- _SELECTED PASSAGE_
Black Power

There’s no frost outside to take pictures of today, and I haven’t cooked anything to write about either, so for this post I’m going to take you on a quick trip back to Chicago in 1966.

The picture below is from the Chicago Freedom Movement Rally in July 1966. At this time, around a quarter of Chicago’s population was black following the migration of African Americans from the South in order to find work and escape the brutal treatment of African Americans in the South. The civil rights movement was in full swing, especially in the South. In the mid-Sixties, the Southern Christian Leadership Conference (SCLC) and its leader, Martin Luther King, Jr., were looking to bring the movement further north, and chose Chicago as a place to take the movement because of the good base of support as well as plenty of activists from both the black and white communities in Chicago. The city was also dealing with huge problems with racial discrimination in housing at the time. The campaign in the summer of 1966 was aimed at this problem, and demanded the end of slums in Chicago.

The SCLC was a civil rights organisation committed to non-violence in their protest. However, it was around this time that Black Power ideologies were creeping in to the freedom struggle as a whole. Where advocates of the nonviolent civil rights movement called for racial integration and harmony, Black Power advocates championed racial pride (although the line between integration and Black Power is fairly blurred; it would be wrong to say they are opposites). In general, Black Power ideologies were more associated with the use of violent methods to obtain freedom, as opposed to the nonviolent and patient protesting of the early civil rights movement.

- _BRIEF 1_
Answer these questions about the Black Power post:
(a) Roughly what share of Chicago's population was black at the time of the rally?
(b) Who led the Southern Christian Leadership Conference?
(c) What did Black Power advocates champion?
- _BRIEF 2_
Summarize the Black Power post in two sentences.
- _BRIEF 3_
List every expression in the Black Power post that refers to a time by a year or a decade.
Answer from the text alone.

[Bounding box prediction entries]
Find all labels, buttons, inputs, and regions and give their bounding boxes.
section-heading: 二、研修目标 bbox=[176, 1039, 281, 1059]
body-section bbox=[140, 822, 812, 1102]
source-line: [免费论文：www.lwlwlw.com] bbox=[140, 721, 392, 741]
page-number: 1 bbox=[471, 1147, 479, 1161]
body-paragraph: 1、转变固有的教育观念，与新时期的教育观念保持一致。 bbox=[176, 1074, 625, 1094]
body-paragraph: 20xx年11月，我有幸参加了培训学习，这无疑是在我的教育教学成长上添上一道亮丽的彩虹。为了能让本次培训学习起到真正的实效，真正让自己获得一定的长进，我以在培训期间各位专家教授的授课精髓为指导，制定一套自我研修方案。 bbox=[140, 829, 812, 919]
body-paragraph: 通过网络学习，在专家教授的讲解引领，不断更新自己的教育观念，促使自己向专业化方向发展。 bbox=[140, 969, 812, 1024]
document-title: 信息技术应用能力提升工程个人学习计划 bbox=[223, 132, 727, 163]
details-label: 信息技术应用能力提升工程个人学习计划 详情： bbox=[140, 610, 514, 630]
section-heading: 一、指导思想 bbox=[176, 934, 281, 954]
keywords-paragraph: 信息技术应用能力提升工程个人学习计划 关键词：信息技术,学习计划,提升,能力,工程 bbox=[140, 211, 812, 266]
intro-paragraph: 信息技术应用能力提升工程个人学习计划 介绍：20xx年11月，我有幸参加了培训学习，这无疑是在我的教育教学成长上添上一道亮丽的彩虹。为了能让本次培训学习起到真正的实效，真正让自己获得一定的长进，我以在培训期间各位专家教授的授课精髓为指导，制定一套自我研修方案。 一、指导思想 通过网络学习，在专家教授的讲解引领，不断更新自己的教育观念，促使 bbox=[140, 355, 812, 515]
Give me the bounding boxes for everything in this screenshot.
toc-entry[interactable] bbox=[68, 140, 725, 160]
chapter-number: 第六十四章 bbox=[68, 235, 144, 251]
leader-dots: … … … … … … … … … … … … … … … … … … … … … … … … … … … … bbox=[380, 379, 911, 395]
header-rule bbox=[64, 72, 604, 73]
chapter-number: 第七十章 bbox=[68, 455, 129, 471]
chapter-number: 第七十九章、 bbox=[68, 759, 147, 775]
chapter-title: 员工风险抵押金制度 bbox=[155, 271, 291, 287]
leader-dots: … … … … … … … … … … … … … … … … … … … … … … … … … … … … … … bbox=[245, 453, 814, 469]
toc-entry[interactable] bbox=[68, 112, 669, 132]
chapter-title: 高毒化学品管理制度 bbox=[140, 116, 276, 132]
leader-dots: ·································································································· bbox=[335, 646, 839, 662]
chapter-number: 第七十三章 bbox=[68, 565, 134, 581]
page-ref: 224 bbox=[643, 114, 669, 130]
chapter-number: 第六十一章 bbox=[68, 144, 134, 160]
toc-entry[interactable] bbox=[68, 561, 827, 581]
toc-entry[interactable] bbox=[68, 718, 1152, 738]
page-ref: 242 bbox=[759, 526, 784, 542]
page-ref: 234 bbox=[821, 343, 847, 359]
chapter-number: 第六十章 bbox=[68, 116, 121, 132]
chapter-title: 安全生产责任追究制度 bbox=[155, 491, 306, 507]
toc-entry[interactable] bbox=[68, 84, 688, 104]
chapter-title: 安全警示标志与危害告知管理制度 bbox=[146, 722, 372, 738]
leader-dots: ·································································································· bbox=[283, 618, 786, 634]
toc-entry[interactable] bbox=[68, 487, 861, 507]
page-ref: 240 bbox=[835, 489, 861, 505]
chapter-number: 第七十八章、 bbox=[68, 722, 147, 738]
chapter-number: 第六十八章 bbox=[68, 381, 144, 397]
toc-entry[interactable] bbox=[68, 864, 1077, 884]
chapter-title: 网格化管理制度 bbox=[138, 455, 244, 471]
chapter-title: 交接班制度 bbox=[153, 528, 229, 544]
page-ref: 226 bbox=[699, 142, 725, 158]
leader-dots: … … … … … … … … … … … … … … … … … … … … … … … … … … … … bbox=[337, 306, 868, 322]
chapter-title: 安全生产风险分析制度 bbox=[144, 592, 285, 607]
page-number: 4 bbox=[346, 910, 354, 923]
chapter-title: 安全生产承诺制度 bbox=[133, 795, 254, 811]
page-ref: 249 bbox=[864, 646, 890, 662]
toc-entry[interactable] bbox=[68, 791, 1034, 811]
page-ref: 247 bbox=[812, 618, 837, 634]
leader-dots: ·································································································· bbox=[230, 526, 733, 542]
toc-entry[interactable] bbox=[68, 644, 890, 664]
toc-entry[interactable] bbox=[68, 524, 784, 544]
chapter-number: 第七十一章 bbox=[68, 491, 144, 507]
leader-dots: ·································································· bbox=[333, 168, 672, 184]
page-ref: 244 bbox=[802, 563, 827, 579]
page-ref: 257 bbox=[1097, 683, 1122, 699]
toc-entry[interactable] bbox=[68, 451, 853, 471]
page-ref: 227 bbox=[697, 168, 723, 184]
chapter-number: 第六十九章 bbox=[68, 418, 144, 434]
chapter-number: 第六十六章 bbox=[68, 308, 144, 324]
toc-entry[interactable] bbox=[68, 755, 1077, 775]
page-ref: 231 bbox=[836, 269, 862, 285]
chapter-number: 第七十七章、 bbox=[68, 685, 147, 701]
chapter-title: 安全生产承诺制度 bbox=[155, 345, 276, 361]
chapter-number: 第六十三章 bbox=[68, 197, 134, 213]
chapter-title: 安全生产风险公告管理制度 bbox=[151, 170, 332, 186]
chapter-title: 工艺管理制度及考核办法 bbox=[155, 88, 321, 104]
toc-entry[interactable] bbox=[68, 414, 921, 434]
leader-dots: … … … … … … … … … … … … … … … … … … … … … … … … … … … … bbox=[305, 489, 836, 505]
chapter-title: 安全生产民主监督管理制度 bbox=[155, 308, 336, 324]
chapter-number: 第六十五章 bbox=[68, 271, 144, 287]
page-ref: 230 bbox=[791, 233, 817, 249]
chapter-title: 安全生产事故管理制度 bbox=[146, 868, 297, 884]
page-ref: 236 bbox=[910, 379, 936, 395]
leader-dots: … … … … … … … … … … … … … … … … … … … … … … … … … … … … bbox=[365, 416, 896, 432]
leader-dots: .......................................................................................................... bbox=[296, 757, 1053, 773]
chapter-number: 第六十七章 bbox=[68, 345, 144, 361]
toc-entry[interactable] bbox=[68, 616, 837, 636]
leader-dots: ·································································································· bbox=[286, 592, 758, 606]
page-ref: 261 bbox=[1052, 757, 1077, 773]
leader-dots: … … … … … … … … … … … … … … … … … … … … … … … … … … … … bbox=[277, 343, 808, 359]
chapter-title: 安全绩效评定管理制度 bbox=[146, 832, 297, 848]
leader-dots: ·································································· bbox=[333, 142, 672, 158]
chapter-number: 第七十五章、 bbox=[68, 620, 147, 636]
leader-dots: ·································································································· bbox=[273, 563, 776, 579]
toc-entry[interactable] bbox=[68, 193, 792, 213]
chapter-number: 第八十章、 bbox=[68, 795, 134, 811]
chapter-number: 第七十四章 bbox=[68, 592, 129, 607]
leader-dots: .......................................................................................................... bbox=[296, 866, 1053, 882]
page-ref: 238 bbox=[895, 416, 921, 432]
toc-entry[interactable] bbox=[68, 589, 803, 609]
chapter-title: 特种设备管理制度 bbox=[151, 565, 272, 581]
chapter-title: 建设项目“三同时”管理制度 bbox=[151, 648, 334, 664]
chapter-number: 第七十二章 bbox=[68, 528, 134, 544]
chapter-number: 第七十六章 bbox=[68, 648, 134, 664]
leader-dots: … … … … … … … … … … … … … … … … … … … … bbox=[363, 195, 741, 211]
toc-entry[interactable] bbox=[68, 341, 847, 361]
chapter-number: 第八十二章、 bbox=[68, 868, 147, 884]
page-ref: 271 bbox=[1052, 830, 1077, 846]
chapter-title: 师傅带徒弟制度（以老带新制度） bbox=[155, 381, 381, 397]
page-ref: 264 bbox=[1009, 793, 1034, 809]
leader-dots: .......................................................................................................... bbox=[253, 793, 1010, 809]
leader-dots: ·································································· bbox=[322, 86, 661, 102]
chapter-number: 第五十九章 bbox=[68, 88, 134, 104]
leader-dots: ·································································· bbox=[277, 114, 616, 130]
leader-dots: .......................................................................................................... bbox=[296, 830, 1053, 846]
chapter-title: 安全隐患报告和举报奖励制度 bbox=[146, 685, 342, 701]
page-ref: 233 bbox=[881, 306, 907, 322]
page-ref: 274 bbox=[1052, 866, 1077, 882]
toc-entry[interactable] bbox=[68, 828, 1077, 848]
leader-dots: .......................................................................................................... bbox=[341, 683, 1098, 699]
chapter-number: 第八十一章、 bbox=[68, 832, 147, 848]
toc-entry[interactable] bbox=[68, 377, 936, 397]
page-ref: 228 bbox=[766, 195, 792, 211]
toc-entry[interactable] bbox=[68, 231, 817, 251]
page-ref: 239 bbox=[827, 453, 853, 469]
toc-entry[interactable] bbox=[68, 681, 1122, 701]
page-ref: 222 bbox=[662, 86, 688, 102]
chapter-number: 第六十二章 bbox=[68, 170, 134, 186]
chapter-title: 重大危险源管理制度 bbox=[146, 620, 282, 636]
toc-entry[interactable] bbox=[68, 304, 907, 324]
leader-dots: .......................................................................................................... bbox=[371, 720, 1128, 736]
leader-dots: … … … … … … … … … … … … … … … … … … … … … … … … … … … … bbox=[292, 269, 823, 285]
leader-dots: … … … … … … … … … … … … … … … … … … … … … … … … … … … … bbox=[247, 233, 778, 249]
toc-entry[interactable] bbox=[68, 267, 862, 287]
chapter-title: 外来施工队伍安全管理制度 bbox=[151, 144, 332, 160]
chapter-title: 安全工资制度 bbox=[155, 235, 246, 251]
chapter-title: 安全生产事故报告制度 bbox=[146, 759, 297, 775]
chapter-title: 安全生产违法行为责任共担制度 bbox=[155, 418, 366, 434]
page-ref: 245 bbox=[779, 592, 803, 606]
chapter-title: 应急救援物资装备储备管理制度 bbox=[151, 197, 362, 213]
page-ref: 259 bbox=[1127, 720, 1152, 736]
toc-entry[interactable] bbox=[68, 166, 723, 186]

- _ANSWER BOX 1_
(a) Around a quarter.
(b) Martin Luther King, Jr.
(c) Racial pride.

- _ANSWER BOX 2_
In 1966 the SCLC and Martin Luther King, Jr. brought the civil rights movement to Chicago, where a large black population faced racial discrimination in housing, and the summer campaign demanded an end to the city's slums. Although the SCLC was committed to nonviolent protest, Black Power ideologies were entering the freedom struggle at this time, championing racial pride and generally being more associated with violent methods.

- _ANSWER BOX 3_
1966; July 1966; the mid-Sixties; the summer of 1966